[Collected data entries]

——

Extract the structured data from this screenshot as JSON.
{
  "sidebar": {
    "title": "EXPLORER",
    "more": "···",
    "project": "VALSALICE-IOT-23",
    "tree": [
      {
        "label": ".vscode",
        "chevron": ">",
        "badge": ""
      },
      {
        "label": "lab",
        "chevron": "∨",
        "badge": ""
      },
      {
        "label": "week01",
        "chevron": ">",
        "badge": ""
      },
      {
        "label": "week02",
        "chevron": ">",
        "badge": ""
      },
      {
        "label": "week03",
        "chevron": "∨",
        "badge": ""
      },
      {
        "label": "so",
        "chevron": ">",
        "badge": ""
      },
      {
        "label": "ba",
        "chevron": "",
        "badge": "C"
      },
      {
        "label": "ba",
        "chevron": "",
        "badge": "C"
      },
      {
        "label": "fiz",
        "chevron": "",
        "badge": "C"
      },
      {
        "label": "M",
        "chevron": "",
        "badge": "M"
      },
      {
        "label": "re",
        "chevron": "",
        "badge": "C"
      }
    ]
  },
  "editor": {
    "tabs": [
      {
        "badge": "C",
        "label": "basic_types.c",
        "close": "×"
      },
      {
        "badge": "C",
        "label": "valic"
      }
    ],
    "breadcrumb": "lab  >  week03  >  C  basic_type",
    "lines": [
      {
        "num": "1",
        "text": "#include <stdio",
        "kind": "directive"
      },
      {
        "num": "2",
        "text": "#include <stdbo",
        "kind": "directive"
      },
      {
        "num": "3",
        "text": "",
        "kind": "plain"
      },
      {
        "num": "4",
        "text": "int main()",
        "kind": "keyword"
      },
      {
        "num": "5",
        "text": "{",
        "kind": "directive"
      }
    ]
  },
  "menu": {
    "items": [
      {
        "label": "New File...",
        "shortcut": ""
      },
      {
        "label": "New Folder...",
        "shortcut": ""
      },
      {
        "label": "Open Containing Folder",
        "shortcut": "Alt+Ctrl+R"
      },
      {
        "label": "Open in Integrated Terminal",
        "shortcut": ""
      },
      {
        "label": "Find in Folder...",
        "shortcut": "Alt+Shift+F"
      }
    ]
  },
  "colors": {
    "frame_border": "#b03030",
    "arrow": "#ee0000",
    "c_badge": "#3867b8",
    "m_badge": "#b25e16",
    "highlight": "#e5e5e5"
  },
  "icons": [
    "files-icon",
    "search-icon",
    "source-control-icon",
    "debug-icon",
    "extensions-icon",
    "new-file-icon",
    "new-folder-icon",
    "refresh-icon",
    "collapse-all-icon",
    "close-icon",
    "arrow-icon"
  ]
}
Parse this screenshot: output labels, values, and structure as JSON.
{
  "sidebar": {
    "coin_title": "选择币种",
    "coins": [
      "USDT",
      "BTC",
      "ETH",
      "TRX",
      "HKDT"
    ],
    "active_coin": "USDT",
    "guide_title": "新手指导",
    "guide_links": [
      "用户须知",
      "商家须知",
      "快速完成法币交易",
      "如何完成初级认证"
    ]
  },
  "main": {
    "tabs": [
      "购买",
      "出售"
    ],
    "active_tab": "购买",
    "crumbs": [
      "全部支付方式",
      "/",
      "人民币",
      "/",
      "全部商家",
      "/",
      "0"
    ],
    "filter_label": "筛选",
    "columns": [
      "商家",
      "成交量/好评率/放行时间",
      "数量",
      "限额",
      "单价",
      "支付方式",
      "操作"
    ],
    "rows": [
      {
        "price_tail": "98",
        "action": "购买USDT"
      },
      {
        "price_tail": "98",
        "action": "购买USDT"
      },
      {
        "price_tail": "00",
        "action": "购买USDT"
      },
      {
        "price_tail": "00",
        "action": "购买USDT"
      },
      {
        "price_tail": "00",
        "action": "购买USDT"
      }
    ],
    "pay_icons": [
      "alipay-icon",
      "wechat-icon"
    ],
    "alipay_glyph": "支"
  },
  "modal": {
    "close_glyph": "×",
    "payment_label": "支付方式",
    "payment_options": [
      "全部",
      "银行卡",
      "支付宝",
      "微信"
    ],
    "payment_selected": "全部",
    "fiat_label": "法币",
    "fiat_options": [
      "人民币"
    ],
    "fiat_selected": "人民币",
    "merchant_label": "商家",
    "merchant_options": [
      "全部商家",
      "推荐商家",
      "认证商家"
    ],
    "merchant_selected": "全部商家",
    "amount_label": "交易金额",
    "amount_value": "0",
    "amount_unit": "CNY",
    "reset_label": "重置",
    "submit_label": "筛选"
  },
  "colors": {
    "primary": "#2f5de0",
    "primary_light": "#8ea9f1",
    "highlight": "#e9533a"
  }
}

——

GOAL: Tally the lines of the listing above that include the word "Open". Answer with the number alone.

EXERCISE ANSWER: 2